TASK INSTRUCTIONS: Repeat each line of the material exactly.

-- START OF INFORMATION SHOWN --

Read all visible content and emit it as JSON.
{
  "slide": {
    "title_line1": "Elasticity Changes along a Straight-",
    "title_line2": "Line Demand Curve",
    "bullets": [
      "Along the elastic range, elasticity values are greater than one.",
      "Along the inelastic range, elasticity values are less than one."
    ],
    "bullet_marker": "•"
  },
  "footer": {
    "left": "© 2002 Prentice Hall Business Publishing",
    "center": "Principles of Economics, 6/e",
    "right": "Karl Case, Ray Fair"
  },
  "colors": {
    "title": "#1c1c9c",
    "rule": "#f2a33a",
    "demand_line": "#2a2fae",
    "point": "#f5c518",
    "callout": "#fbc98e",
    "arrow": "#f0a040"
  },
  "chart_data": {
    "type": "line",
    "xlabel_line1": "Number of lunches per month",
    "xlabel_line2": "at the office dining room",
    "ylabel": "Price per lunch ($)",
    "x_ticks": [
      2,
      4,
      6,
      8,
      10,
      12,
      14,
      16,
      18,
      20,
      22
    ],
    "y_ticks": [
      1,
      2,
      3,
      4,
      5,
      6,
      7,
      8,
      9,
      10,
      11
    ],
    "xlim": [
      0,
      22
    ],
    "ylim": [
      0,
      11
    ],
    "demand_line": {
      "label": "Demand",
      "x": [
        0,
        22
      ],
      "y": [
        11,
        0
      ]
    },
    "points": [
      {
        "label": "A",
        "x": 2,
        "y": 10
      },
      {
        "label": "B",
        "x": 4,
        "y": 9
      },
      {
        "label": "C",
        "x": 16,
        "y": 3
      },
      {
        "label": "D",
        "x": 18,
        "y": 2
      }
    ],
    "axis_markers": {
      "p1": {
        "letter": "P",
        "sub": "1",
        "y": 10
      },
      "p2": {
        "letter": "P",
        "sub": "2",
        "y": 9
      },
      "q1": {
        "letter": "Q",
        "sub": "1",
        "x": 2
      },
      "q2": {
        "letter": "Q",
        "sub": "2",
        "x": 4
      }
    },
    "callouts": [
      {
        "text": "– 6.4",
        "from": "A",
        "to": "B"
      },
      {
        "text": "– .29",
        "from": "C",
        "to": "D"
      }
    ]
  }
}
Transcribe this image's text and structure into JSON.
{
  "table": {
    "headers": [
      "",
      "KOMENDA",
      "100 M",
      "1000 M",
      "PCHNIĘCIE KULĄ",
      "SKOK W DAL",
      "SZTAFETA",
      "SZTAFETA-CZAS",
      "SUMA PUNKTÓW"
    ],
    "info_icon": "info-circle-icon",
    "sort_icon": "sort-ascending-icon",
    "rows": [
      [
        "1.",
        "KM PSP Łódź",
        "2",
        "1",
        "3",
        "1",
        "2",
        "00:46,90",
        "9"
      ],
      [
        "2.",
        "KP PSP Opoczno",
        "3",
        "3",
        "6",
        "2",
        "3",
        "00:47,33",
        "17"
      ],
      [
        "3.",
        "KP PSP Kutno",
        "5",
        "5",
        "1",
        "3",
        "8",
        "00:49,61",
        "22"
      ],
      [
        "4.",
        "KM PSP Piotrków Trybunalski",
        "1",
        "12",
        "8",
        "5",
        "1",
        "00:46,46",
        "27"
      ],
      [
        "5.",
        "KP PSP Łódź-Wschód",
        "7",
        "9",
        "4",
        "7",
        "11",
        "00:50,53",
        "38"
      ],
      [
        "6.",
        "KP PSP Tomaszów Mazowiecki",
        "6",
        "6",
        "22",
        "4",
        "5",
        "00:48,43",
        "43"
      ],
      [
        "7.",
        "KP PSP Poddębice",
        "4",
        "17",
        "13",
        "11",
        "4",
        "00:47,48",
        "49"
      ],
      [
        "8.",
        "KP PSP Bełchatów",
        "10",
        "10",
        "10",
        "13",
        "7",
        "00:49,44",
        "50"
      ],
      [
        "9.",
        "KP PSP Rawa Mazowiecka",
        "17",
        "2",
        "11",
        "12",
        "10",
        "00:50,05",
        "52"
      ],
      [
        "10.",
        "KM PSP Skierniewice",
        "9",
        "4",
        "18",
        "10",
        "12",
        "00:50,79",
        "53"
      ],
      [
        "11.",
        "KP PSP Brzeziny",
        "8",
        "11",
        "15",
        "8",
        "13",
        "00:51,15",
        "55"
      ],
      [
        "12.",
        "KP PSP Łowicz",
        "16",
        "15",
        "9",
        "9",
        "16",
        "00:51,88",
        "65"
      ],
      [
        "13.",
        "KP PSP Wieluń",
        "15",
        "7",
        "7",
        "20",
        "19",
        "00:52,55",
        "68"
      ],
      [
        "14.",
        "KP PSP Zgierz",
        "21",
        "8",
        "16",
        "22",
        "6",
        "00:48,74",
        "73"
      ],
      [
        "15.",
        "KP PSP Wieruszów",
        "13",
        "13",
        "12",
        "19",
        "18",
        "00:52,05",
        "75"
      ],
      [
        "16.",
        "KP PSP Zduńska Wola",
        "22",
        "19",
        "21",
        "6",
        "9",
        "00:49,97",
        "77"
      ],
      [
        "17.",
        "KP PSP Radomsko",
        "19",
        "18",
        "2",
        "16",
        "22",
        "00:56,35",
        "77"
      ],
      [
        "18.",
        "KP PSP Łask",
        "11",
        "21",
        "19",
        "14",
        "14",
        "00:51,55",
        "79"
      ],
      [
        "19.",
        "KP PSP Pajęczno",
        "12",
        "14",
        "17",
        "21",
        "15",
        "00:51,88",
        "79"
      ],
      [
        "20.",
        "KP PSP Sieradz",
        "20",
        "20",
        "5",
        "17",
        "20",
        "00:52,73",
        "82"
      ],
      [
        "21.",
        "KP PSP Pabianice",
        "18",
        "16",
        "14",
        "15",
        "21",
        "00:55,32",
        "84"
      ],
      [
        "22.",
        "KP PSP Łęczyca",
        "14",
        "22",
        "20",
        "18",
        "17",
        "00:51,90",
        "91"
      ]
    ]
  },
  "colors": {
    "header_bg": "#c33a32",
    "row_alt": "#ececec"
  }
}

-- END OF INFORMATION SHOWN --

RESULT OF THE EXERCISE:
Read all visible content and emit it as JSON.
{
  "slide": {
    "title_line1": "Elasticity Changes along a Straight-",
    "title_line2": "Line Demand Curve",
    "bullets": [
      "Along the elastic range, elasticity values are greater than one.",
      "Along the inelastic range, elasticity values are less than one."
    ],
    "bullet_marker": "•"
  },
  "footer": {
    "left": "© 2002 Prentice Hall Business Publishing",
    "center": "Principles of Economics, 6/e",
    "right": "Karl Case, Ray Fair"
  },
  "colors": {
    "title": "#1c1c9c",
    "rule": "#f2a33a",
    "demand_line": "#2a2fae",
    "point": "#f5c518",
    "callout": "#fbc98e",
    "arrow": "#f0a040"
  },
  "chart_data": {
    "type": "line",
    "xlabel_line1": "Number of lunches per month",
    "xlabel_line2": "at the office dining room",
    "ylabel": "Price per lunch ($)",
    "x_ticks": [
      2,
      4,
      6,
      8,
      10,
      12,
      14,
      16,
      18,
      20,
      22
    ],
    "y_ticks": [
      1,
      2,
      3,
      4,
      5,
      6,
      7,
      8,
      9,
      10,
      11
    ],
    "xlim": [
      0,
      22
    ],
    "ylim": [
      0,
      11
    ],
    "demand_line": {
      "label": "Demand",
      "x": [
        0,
        22
      ],
      "y": [
        11,
        0
      ]
    },
    "points": [
      {
        "label": "A",
        "x": 2,
        "y": 10
      },
      {
        "label": "B",
        "x": 4,
        "y": 9
      },
      {
        "label": "C",
        "x": 16,
        "y": 3
      },
      {
        "label": "D",
        "x": 18,
        "y": 2
      }
    ],
    "axis_markers": {
      "p1": {
        "letter": "P",
        "sub": "1",
        "y": 10
      },
      "p2": {
        "letter": "P",
        "sub": "2",
        "y": 9
      },
      "q1": {
        "letter": "Q",
        "sub": "1",
        "x": 2
      },
      "q2": {
        "letter": "Q",
        "sub": "2",
        "x": 4
      }
    },
    "callouts": [
      {
        "text": "– 6.4",
        "from": "A",
        "to": "B"
      },
      {
        "text": "– .29",
        "from": "C",
        "to": "D"
      }
    ]
  }
}
Transcribe this image's text and structure into JSON.
{
  "table": {
    "headers": [
      "",
      "KOMENDA",
      "100 M",
      "1000 M",
      "PCHNIĘCIE KULĄ",
      "SKOK W DAL",
      "SZTAFETA",
      "SZTAFETA-CZAS",
      "SUMA PUNKTÓW"
    ],
    "info_icon": "info-circle-icon",
    "sort_icon": "sort-ascending-icon",
    "rows": [
      [
        "1.",
        "KM PSP Łódź",
        "2",
        "1",
        "3",
        "1",
        "2",
        "00:46,90",
        "9"
      ],
      [
        "2.",
        "KP PSP Opoczno",
        "3",
        "3",
        "6",
        "2",
        "3",
        "00:47,33",
        "17"
      ],
      [
        "3.",
        "KP PSP Kutno",
        "5",
        "5",
        "1",
        "3",
        "8",
        "00:49,61",
        "22"
      ],
      [
        "4.",
        "KM PSP Piotrków Trybunalski",
        "1",
        "12",
        "8",
        "5",
        "1",
        "00:46,46",
        "27"
      ],
      [
        "5.",
        "KP PSP Łódź-Wschód",
        "7",
        "9",
        "4",
        "7",
        "11",
        "00:50,53",
        "38"
      ],
      [
        "6.",
        "KP PSP Tomaszów Mazowiecki",
        "6",
        "6",
        "22",
        "4",
        "5",
        "00:48,43",
        "43"
      ],
      [
        "7.",
        "KP PSP Poddębice",
        "4",
        "17",
        "13",
        "11",
        "4",
        "00:47,48",
        "49"
      ],
      [
        "8.",
        "KP PSP Bełchatów",
        "10",
        "10",
        "10",
        "13",
        "7",
        "00:49,44",
        "50"
      ],
      [
        "9.",
        "KP PSP Rawa Mazowiecka",
        "17",
        "2",
        "11",
        "12",
        "10",
        "00:50,05",
        "52"
      ],
      [
        "10.",
        "KM PSP Skierniewice",
        "9",
        "4",
        "18",
        "10",
        "12",
        "00:50,79",
        "53"
      ],
      [
        "11.",
        "KP PSP Brzeziny",
        "8",
        "11",
        "15",
        "8",
        "13",
        "00:51,15",
        "55"
      ],
      [
        "12.",
        "KP PSP Łowicz",
        "16",
        "15",
        "9",
        "9",
        "16",
        "00:51,88",
        "65"
      ],
      [
        "13.",
        "KP PSP Wieluń",
        "15",
        "7",
        "7",
        "20",
        "19",
        "00:52,55",
        "68"
      ],
      [
        "14.",
        "KP PSP Zgierz",
        "21",
        "8",
        "16",
        "22",
        "6",
        "00:48,74",
        "73"
      ],
      [
        "15.",
        "KP PSP Wieruszów",
        "13",
        "13",
        "12",
        "19",
        "18",
        "00:52,05",
        "75"
      ],
      [
        "16.",
        "KP PSP Zduńska Wola",
        "22",
        "19",
        "21",
        "6",
        "9",
        "00:49,97",
        "77"
      ],
      [
        "17.",
        "KP PSP Radomsko",
        "19",
        "18",
        "2",
        "16",
        "22",
        "00:56,35",
        "77"
      ],
      [
        "18.",
        "KP PSP Łask",
        "11",
        "21",
        "19",
        "14",
        "14",
        "00:51,55",
        "79"
      ],
      [
        "19.",
        "KP PSP Pajęczno",
        "12",
        "14",
        "17",
        "21",
        "15",
        "00:51,88",
        "79"
      ],
      [
        "20.",
        "KP PSP Sieradz",
        "20",
        "20",
        "5",
        "17",
        "20",
        "00:52,73",
        "82"
      ],
      [
        "21.",
        "KP PSP Pabianice",
        "18",
        "16",
        "14",
        "15",
        "21",
        "00:55,32",
        "84"
      ],
      [
        "22.",
        "KP PSP Łęczyca",
        "14",
        "22",
        "20",
        "18",
        "17",
        "00:51,90",
        "91"
      ]
    ]
  },
  "colors": {
    "header_bg": "#c33a32",
    "row_alt": "#ececec"
  }
}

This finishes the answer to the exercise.